Fernando
António Nogueira Pessoa nasceu em Lisboa há 124 anos , no dia 13 de Junho de
1888, filho de Maria Madalena Pinheiro Nogueira e de Joaquim de Seabra Pessoa.
Muito se tem escrito e muito há ainda por escrever sobre este grande vulto da
poesia portuguesa. Para nós, apenas as suas palavras podem preencher a XIV edição de “ Sobre a Poesia”.
“Eu era um
poeta impulsionado pela filosofia, não um filósofo dotado de faculdades poéticas.
Adorava admirar a beleza das coisas, descortinar no imperceptível, através do
que é diminuto, a alma poética do universo.
A poesia da
terra nunca morre. É possível dizermos que as eras transactas foram mais
poéticas, mas podemos dizer (...)
Há poesia em
tudo — na terra e no mar, nos lagos e nas margens dos rios. Há-a também na
cidade — não o neguemos — facto evidente para mim enquanto aqui estou sentado:
há poesia nesta mesa, neste papel, neste tinteiro; há poesia na trepidação dos
carros nas ruas em cada movimento ínfimo, vulgar, ridículo, de um operário que,
do outro lado da rua, pinta a tabuleta de um talho.
O meu sentido
interior de tal modo predomina sobre os meus cinco sentidos que — estou
convencido — vejo as coisas desta vida de modo diferente do dos outros homens.
Existe para mim — existia — um tesouro de significado numa coisa tão ridícula
como uma chave, um prego na parede, os bigodes de um gato. Encontro toda uma
plenitude de sugestão espiritual no espectáculo de uma ave doméstica com os seus
pintainhos que, com ar pimpão, atravessam a rua. Encontro um significado mais
profundo do que os terrores humanos no aroma do sândalo, nas latas velhas
jazendo numa montureira, numa caixa de fósforos caída na valeta, em dois papéis
sujos que, num dia ventoso, rolam e se perseguem rua abaixo. E que poesia é
espanto, admiração, como de um ser tombado dos céus em plena consciência da sua
queda, atónito com as coisas. Como de alguém que conhecesse a alma das coisas e
se esforçasse por rememorar esse conhecimento, lembrando-se de que não era
assim que as conhecia, não com estas formas e nestas condições, mas de nada
mais se recordando." Fernando Pessoa, in “Páginas Íntimas e de Auto-Interpretação,” (Textos estabelecidos e prefaciados por Georg Rudolf Lind e Jacinto do Prado Coelho.) Lisboa: Ática, 1966
Sobre os heterónimos
“Dividiu
Aristóteles a poesia em lírica, elegíaca, épica e dramática. Como todas as
classificações bem pensadas, é esta útil e clara; como todas as classificações,
é falsa. Os géneros não se separam com tanta facilidade íntima, e, se
analisarmos bem aquilo de que se compõem, verificaremos que da poesia lírica à
dramática há uma gradação contínua. Com efeito, e indo às mesmas origens da
poesia dramática — Esquilo por exemplo — será mais certo dizer que encontramos
poesia lírica posta na boca de diversas personagens.

━━━━━━━━━━━━━━━━

> _Tarefa obrigatória 1_
Reescreva o trecho do texto sobre Fernando Pessoa que vai de "Há poesia em" até "dos outros homens.", trocando "tinteiro" por "caderno".
> _Tarefa obrigatória 2_
Segundo o texto sobre Fernando Pessoa, em que géneros dividiu Aristóteles a poesia? Enumere-os todos.
> _Tarefa obrigatória 3_
Responda, com base no texto sobre Fernando Pessoa:
(a) Em que cidade e em que data nasceu Fernando Pessoa?
(b) Que editora publicou "Páginas Íntimas e de Auto-Interpretação" e em que ano?
(c) Que autor é dado como exemplo das origens da poesia dramática?
As entradas não desempenham nenhum papel neste exercício.

(Registos de disposição visual)
━━━━━━━━━━━━━━━━

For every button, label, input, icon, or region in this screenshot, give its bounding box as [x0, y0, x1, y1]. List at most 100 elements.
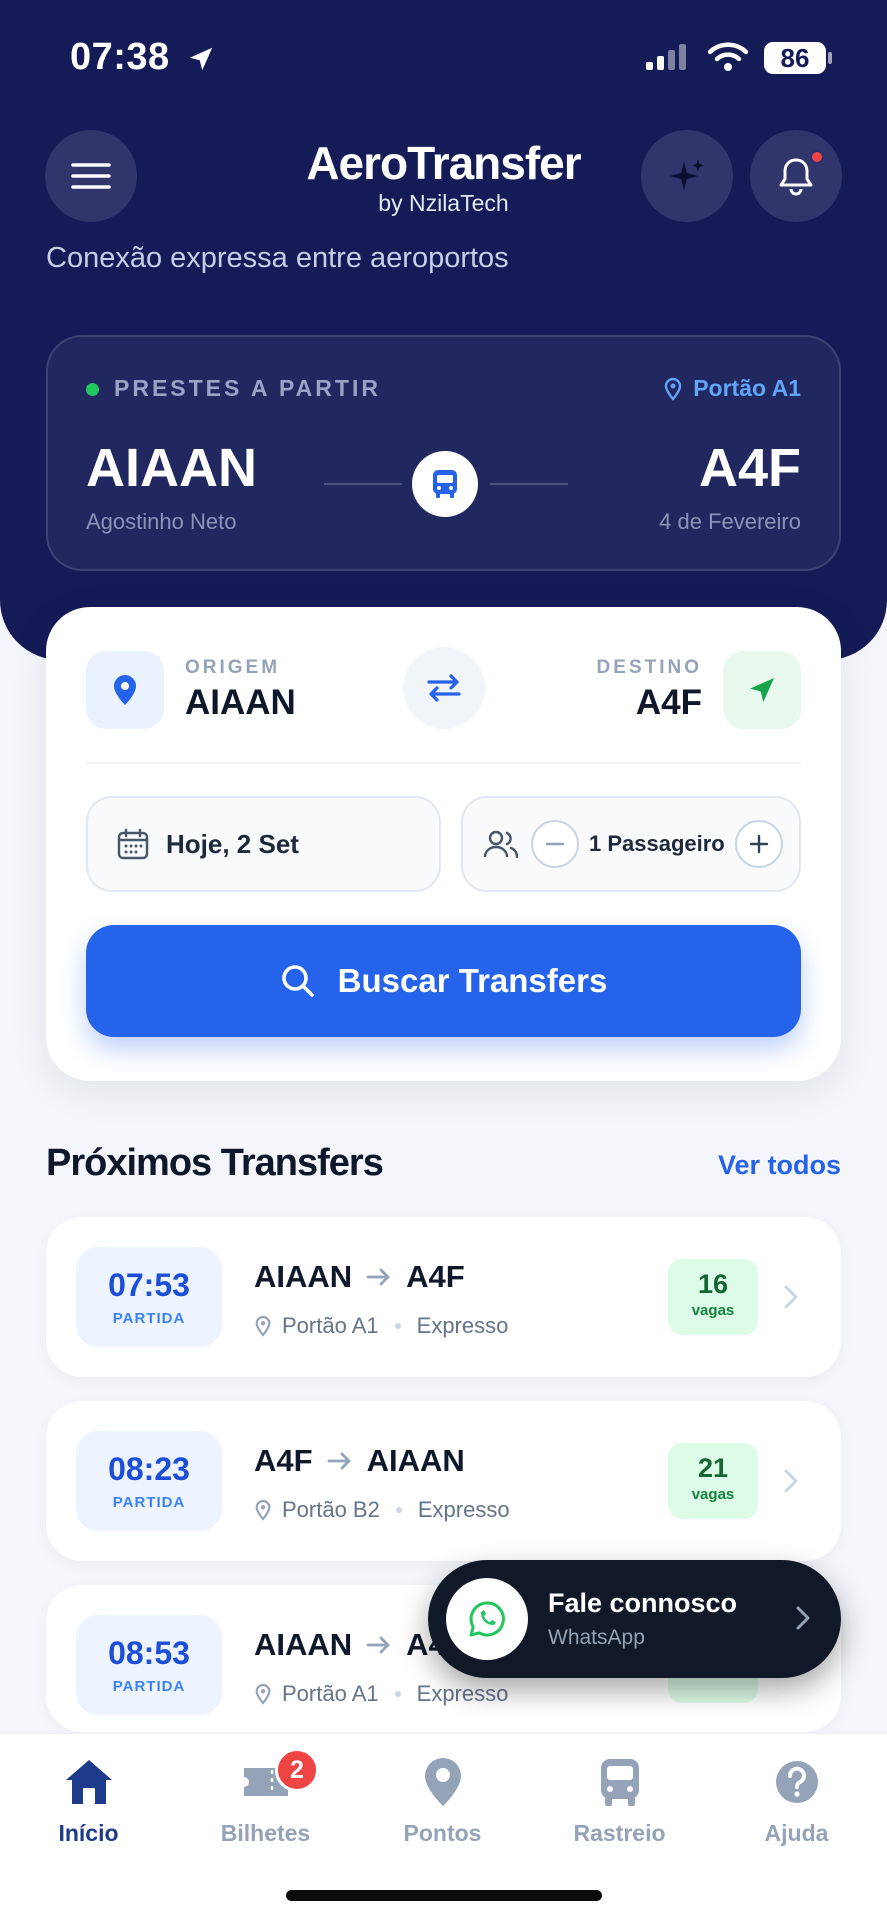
departure-time-box: 07:53 PARTIDA: [76, 1247, 222, 1347]
whatsapp-icon-wrap: [446, 1578, 528, 1660]
map-pin-icon: [255, 1499, 271, 1521]
trip-type: Expresso: [417, 1497, 510, 1522]
nav-item-tickets[interactable]: 2 Bilhetes: [177, 1748, 354, 1847]
calendar-icon: [117, 828, 149, 860]
passenger-count: 1 Passageiro: [589, 831, 725, 856]
seats-label: vagas: [691, 1302, 735, 1319]
notification-dot: [810, 150, 824, 164]
bus-icon: [433, 470, 457, 498]
battery-indicator: 86: [764, 42, 826, 74]
home-icon: [65, 1760, 112, 1804]
nav-item-tracking[interactable]: Rastreio: [531, 1752, 708, 1847]
nav-label: Pontos: [403, 1820, 482, 1846]
decrease-passengers-button[interactable]: [531, 820, 579, 868]
search-transfers-button[interactable]: Buscar Transfers: [86, 925, 801, 1037]
upcoming-section-title: Próximos Transfers: [46, 1142, 384, 1184]
status-time: 07:38: [70, 36, 170, 78]
departure-time: 08:53: [108, 1635, 190, 1671]
whatsapp-contact-button[interactable]: Fale connosco WhatsApp: [428, 1560, 841, 1678]
origin-selector[interactable]: [86, 651, 164, 729]
date-picker[interactable]: Hoje, 2 Set: [86, 796, 441, 892]
tagline: Conexão expressa entre aeroportos: [46, 242, 509, 274]
status-bar: 07:38 86: [0, 0, 887, 120]
swap-route-button[interactable]: [403, 647, 485, 729]
nav-label: Rastreio: [573, 1820, 666, 1846]
transfer-card[interactable]: 07:53 PARTIDA AIAAN A4F Portão A1 Expres…: [46, 1217, 841, 1377]
route-from: AIAAN: [254, 1627, 353, 1662]
departing-origin-code: AIAAN: [86, 438, 257, 498]
departing-label: PRESTES A PARTIR: [114, 375, 381, 401]
transfer-card[interactable]: 08:23 PARTIDA A4F AIAAN Portão B2 Expres…: [46, 1401, 841, 1561]
route-line-left: [324, 483, 402, 485]
departure-time-box: 08:23 PARTIDA: [76, 1431, 222, 1531]
ai-assistant-button[interactable]: [641, 130, 733, 222]
departing-destination-code: A4F: [698, 438, 801, 498]
map-pin-icon: [255, 1683, 271, 1705]
destination-label: DESTINO: [596, 657, 702, 678]
map-pin-icon: [255, 1315, 271, 1337]
seats-label: vagas: [691, 1486, 735, 1503]
nav-label: Bilhetes: [220, 1820, 311, 1846]
destination-selector[interactable]: [723, 651, 801, 729]
date-value: Hoje, 2 Set: [166, 828, 299, 859]
chevron-right-icon: [784, 1285, 798, 1309]
route-from: A4F: [254, 1443, 313, 1478]
bell-icon: [779, 158, 813, 196]
arrow-right-icon: [327, 1452, 350, 1470]
seats-count: 16: [697, 1269, 729, 1299]
map-pin-icon: [665, 377, 682, 401]
departure-time: 08:23: [108, 1451, 190, 1487]
nav-label: Início: [58, 1820, 119, 1846]
route-to: A4F: [406, 1259, 465, 1294]
trip-type: Expresso: [416, 1681, 509, 1706]
departing-destination-name: 4 de Fevereiro: [659, 509, 801, 534]
help-icon: [775, 1761, 818, 1803]
route-line-right: [490, 483, 568, 485]
chevron-right-icon: [784, 1469, 798, 1493]
whatsapp-title: Fale connosco: [548, 1588, 738, 1618]
whatsapp-subtitle: WhatsApp: [548, 1626, 645, 1649]
passenger-selector: 1 Passageiro: [461, 796, 801, 892]
arrow-right-icon: [366, 1636, 390, 1654]
whatsapp-icon: [469, 1601, 505, 1637]
wifi-icon: [708, 42, 748, 71]
chevron-right-icon: [796, 1606, 810, 1630]
departing-origin-name: Agostinho Neto: [86, 509, 237, 534]
map-pin-icon: [424, 1758, 461, 1806]
bus-icon: [600, 1759, 639, 1806]
departing-soon-card[interactable]: PRESTES A PARTIR Portão A1 AIAAN A4F Ago…: [46, 335, 841, 571]
departing-gate-text: Portão A1: [693, 375, 801, 401]
search-icon: [281, 965, 314, 997]
navigation-arrow-icon: [750, 678, 774, 702]
departing-gate: Portão A1: [663, 375, 801, 402]
trip-meta: Portão A1 Expresso: [254, 1681, 508, 1707]
seats-badge: 21 vagas: [668, 1443, 758, 1519]
route-to: AIAAN: [366, 1443, 465, 1478]
departure-label: PARTIDA: [112, 1310, 186, 1327]
nav-label: Ajuda: [764, 1820, 829, 1846]
search-button-label: Buscar Transfers: [337, 962, 608, 999]
nav-item-home[interactable]: Início: [0, 1752, 177, 1847]
departure-time-box: 08:53 PARTIDA: [76, 1615, 222, 1715]
origin-value[interactable]: AIAAN: [185, 683, 296, 723]
departure-label: PARTIDA: [112, 1494, 186, 1511]
seats-count: 21: [697, 1453, 729, 1483]
search-card: ORIGEM AIAAN DESTINO A4F Hoje, 2 Set 1 P…: [46, 607, 841, 1081]
trip-gate: Portão A1: [282, 1313, 379, 1338]
home-indicator: [286, 1890, 602, 1901]
increase-passengers-button[interactable]: [734, 820, 783, 868]
battery-tip: [828, 52, 832, 64]
meta-separator: [394, 1323, 401, 1329]
nav-item-points[interactable]: Pontos: [354, 1752, 531, 1847]
nav-item-help[interactable]: Ajuda: [708, 1752, 885, 1847]
plus-icon: [749, 834, 768, 854]
meta-separator: [394, 1691, 401, 1697]
see-all-link[interactable]: Ver todos: [718, 1150, 841, 1181]
route-from: AIAAN: [254, 1259, 353, 1294]
trip-meta: Portão B2 Expresso: [254, 1497, 510, 1523]
trip-type: Expresso: [416, 1313, 509, 1338]
destination-value[interactable]: A4F: [636, 683, 702, 723]
minus-icon: [545, 842, 565, 846]
meta-separator: [395, 1507, 402, 1513]
notifications-button[interactable]: [750, 130, 842, 222]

━━━━━━━━━━━━━━━━

> _Resposta completa 1_
Há poesia em
tudo — na terra e no mar, nos lagos e nas margens dos rios. Há-a também na
cidade — não o neguemos — facto evidente para mim enquanto aqui estou sentado:
há poesia nesta mesa, neste papel, neste caderno; há poesia na trepidação dos
carros nas ruas em cada movimento ínfimo, vulgar, ridículo, de um operário que,
do outro lado da rua, pinta a tabuleta de um talho.
O meu sentido
interior de tal modo predomina sobre os meus cinco sentidos que — estou
convencido — vejo as coisas desta vida de modo diferente do dos outros homens.

> _Resposta completa 2_
Lírica, elegíaca, épica e dramática.

> _Resposta completa 3_
(a) Em Lisboa, a 13 de junho de 1888.
(b) A Ática, em 1966.
(c) Esquilo.